▸ Quoted passage
New Delhi| WTNS | Oct 05: When the first child died in the quiet central Indian district of Chhindwara in late August, doctors thought it was an isolated case of sudden kidney failure. Within days, more children began arriving at the district hospital, gasping for breath, their kidneys shutting down, their parents pleading for help. By the end of the month, seven of them were dead , all under the age of five, and all of them had been given the same cough syrup.
On Friday, tests confirmed the parents’ worst fears: the syrup meant to ease their children’s coughs was laced with poison. Laboratory analysis conducted in Tamil Nadu found that the cough syrup, Coldrif, contained nearly 48 percent diethylene glycol, a chemical used in brake fluid and antifreeze, but one that can destroy kidneys and cause death even in small doses.
The revelation prompted the Madhya Pradesh government to ban Coldrif and all other medicines manufactured by Sresan Pharmaceuticals, a Tamil Nadu–based company whose products were distributed across several Indian states. Chief Minister Mohan Yadav called the discovery “a matter of grave criminal negligence,” ordering the immediate seizure of all Coldrif stocks from pharmacies and warehouses and freezing the sale of the company’s entire product line.
Officials in the state Food and Drugs Administration said inspectors had been dispatched across Madhya Pradesh with emergency orders to confiscate all bottles of the syrup and collect samples from other batches for testing. The laboratory report, issued by the Director of Drugs Control in Tamil Nadu, declared Coldrif “Not of Standard Quality” and confirmed that it was adulterated with industrial-grade diethylene glycol instead of pharmaceutical-grade glycerin.

▸ Tasks and exercises
- a) Reproduce the passage of the report on the Chhindwara child deaths starting with "The revelation prompted" and going on through "entire product line.", changing "Sresan Pharmaceuticals" to "Sresan Pharma".
- b) In the report on the Chhindwara child deaths, what share of the Coldrif syrup did the laboratory analysis find to be diethylene glycol?

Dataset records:
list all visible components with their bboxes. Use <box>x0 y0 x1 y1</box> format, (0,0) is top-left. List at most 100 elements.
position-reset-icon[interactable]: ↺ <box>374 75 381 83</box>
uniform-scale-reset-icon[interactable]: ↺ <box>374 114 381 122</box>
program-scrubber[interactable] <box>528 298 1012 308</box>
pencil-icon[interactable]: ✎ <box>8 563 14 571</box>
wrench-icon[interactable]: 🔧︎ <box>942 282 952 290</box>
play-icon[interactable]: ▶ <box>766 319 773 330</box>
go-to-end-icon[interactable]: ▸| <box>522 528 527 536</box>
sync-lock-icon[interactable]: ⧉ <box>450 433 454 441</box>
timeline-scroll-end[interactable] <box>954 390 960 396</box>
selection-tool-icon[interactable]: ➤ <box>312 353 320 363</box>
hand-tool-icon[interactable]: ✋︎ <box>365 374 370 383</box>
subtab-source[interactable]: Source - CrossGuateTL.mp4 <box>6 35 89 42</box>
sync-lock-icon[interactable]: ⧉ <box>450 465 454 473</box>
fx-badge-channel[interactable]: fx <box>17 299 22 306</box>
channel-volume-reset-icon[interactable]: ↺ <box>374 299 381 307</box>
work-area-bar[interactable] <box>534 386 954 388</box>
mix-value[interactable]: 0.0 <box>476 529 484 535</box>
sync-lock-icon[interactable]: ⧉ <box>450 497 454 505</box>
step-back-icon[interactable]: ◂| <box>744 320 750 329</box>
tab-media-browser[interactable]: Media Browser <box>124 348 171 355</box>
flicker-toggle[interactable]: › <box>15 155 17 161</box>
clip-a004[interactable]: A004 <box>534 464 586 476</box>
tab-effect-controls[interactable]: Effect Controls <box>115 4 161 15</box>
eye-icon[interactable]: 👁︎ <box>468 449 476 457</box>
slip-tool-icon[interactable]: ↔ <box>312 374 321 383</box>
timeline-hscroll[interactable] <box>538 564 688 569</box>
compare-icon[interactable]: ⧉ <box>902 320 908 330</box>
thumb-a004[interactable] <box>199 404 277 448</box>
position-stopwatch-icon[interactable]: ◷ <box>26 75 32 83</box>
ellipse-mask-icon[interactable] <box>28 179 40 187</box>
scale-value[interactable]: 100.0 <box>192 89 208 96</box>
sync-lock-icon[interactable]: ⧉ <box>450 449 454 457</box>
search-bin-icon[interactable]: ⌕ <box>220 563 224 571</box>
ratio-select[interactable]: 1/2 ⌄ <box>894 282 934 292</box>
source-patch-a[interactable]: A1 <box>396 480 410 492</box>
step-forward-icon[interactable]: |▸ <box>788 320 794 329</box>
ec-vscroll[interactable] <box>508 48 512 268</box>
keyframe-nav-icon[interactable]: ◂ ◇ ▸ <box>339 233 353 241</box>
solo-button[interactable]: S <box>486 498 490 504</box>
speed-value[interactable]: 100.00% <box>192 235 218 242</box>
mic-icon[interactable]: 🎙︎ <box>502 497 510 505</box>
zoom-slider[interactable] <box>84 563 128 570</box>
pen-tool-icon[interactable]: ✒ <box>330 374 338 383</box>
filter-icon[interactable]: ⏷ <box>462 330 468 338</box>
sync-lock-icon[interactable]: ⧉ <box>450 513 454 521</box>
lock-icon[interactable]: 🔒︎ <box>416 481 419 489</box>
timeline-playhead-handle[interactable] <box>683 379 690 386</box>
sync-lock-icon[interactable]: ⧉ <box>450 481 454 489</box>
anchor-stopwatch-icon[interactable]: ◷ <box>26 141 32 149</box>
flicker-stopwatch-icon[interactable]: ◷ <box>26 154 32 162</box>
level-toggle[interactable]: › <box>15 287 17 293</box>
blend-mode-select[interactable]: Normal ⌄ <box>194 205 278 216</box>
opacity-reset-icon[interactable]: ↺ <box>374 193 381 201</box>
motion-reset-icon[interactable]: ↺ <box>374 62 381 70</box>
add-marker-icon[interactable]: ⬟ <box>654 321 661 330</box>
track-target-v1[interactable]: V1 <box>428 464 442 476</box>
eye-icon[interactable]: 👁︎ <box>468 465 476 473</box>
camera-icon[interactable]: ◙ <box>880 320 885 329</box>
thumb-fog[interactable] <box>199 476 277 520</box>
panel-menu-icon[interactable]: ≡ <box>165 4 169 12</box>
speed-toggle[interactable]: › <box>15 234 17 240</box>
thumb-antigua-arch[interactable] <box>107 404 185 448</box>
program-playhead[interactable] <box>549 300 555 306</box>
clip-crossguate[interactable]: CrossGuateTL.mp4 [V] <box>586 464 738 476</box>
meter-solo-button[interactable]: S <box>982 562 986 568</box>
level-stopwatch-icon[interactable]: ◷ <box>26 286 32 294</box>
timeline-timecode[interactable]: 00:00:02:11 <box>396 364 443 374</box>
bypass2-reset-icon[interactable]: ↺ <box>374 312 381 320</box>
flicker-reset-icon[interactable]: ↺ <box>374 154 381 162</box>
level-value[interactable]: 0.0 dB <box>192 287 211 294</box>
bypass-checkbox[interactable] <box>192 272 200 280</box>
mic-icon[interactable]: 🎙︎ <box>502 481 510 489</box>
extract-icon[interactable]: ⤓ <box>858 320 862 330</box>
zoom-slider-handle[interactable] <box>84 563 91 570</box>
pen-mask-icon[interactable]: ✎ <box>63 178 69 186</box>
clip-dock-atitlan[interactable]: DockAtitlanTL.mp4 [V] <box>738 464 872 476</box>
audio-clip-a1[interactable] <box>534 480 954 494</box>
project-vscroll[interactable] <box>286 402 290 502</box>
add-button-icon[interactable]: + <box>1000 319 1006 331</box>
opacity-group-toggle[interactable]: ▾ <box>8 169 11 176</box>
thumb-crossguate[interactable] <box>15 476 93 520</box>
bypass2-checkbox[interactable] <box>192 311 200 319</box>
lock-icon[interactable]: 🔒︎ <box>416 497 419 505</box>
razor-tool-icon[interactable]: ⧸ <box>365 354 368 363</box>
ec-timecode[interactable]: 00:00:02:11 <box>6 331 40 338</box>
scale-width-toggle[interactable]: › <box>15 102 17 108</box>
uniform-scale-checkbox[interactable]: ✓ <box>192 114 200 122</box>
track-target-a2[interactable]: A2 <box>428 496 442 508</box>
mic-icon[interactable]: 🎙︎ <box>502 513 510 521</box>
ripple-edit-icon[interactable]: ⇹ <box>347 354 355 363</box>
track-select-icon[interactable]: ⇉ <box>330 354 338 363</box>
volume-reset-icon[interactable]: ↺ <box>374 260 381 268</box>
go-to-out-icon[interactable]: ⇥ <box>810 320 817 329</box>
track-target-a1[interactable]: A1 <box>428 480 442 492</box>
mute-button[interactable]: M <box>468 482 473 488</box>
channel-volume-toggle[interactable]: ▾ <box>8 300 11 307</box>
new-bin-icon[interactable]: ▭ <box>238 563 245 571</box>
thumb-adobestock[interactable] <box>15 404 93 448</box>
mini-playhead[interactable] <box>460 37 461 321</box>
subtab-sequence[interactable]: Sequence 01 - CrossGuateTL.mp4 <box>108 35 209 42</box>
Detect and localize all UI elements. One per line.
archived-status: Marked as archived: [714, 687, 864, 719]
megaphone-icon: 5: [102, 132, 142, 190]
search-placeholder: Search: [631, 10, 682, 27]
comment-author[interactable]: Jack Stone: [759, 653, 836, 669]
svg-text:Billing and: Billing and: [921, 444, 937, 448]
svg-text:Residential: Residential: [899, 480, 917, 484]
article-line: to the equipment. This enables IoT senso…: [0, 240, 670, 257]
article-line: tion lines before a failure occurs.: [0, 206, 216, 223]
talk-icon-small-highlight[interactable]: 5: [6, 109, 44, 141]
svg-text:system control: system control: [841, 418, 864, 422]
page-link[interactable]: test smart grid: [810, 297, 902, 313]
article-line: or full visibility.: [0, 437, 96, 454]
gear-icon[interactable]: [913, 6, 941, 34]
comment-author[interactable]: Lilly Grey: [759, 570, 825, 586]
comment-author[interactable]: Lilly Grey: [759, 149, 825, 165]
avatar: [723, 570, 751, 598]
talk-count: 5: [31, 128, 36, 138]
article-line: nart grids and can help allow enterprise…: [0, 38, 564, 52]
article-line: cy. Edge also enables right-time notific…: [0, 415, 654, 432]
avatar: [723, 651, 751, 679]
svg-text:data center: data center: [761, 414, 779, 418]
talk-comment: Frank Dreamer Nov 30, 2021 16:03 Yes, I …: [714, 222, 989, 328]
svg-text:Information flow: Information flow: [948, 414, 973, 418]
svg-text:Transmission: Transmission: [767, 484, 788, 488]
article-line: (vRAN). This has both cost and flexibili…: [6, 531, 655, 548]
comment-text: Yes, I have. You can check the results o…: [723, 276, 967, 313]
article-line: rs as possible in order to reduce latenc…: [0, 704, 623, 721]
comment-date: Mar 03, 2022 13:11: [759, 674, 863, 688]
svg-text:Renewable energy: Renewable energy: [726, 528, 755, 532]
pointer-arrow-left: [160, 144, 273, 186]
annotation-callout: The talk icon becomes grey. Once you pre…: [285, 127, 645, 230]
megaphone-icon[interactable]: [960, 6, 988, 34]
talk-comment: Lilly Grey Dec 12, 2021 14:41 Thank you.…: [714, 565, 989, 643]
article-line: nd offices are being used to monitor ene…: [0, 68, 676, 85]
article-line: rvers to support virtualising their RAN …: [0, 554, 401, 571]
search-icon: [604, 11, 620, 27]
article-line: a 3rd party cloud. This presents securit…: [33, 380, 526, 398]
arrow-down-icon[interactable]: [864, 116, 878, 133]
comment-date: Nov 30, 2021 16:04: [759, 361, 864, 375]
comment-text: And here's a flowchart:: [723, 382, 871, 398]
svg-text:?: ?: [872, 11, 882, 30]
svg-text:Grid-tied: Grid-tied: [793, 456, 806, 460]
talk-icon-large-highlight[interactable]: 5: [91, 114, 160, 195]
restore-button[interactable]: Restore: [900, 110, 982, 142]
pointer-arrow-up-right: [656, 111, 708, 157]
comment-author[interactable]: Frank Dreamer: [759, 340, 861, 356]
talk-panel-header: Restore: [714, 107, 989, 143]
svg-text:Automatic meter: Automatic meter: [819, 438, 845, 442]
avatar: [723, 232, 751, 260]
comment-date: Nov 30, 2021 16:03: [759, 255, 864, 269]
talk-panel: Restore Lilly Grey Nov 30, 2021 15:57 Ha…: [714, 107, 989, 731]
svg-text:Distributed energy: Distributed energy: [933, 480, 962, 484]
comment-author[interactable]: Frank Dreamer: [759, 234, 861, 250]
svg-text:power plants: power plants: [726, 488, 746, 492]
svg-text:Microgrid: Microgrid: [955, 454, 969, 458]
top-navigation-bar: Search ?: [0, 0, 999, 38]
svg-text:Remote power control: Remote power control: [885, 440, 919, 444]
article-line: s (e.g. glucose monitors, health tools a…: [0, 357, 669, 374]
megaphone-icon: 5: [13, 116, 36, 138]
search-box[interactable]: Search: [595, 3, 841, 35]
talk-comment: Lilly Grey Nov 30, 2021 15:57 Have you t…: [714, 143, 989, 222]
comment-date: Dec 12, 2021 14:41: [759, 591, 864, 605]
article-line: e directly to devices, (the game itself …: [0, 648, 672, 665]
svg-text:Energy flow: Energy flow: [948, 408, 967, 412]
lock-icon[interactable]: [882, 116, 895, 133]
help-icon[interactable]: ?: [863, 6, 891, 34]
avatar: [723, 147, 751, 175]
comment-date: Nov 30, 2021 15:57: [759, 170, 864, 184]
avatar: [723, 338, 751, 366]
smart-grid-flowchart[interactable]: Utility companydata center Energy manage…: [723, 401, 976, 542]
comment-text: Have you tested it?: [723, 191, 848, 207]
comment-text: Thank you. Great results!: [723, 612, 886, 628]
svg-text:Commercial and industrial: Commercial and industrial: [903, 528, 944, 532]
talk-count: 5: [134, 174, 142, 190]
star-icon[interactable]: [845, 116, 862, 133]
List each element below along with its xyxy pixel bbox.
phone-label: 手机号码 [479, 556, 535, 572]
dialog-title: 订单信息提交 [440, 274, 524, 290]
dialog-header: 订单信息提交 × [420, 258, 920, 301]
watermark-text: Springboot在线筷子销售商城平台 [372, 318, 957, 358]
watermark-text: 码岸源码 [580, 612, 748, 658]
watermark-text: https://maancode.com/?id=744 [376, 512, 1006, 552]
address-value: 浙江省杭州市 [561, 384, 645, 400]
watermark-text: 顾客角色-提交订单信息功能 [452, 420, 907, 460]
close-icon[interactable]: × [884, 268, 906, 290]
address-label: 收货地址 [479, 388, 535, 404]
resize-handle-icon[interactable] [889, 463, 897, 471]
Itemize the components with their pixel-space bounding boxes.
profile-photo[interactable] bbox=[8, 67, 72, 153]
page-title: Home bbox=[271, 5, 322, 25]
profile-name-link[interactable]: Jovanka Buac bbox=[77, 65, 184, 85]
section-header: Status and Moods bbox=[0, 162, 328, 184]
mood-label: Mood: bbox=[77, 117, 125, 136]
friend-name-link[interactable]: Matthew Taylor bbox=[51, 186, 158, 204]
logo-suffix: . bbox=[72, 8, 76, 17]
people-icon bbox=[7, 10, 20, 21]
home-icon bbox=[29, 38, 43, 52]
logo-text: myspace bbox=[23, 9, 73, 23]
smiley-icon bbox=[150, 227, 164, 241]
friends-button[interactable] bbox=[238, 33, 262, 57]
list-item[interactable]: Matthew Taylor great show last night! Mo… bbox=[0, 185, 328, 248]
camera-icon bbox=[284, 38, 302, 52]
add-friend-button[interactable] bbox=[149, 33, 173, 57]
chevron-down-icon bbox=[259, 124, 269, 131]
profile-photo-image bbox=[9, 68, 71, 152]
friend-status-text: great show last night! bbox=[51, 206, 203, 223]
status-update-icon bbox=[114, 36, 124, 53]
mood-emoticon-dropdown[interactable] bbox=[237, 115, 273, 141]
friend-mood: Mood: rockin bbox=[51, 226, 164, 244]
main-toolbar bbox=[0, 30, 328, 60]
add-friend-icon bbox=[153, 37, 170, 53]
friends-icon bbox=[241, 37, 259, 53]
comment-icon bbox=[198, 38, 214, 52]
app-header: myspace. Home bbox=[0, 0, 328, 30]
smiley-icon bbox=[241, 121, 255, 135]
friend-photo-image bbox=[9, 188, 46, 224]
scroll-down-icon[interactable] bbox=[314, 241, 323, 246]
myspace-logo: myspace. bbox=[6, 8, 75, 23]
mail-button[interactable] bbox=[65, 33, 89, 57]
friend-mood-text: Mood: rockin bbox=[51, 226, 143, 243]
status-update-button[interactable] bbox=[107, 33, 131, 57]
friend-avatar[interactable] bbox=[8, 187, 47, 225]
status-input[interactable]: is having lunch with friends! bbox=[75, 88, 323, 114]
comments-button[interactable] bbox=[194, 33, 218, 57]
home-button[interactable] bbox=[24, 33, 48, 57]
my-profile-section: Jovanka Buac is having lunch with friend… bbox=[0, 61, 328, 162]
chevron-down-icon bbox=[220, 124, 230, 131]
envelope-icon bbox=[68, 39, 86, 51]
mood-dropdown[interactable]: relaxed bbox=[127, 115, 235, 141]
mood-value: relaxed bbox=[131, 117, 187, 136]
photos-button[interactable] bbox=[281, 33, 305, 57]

▸ Answers given
- a)
The revelation prompted the Madhya Pradesh government to ban Coldrif and all other medicines manufactured by Sresan Pharma, a Tamil Nadu–based company whose products were distributed across several Indian states. Chief Minister Mohan Yadav called the discovery “a matter of grave criminal negligence,” ordering the immediate seizure of all Coldrif stocks from pharmacies and warehouses and freezing the sale of the company’s entire product line.

- b) Nearly 48 percent.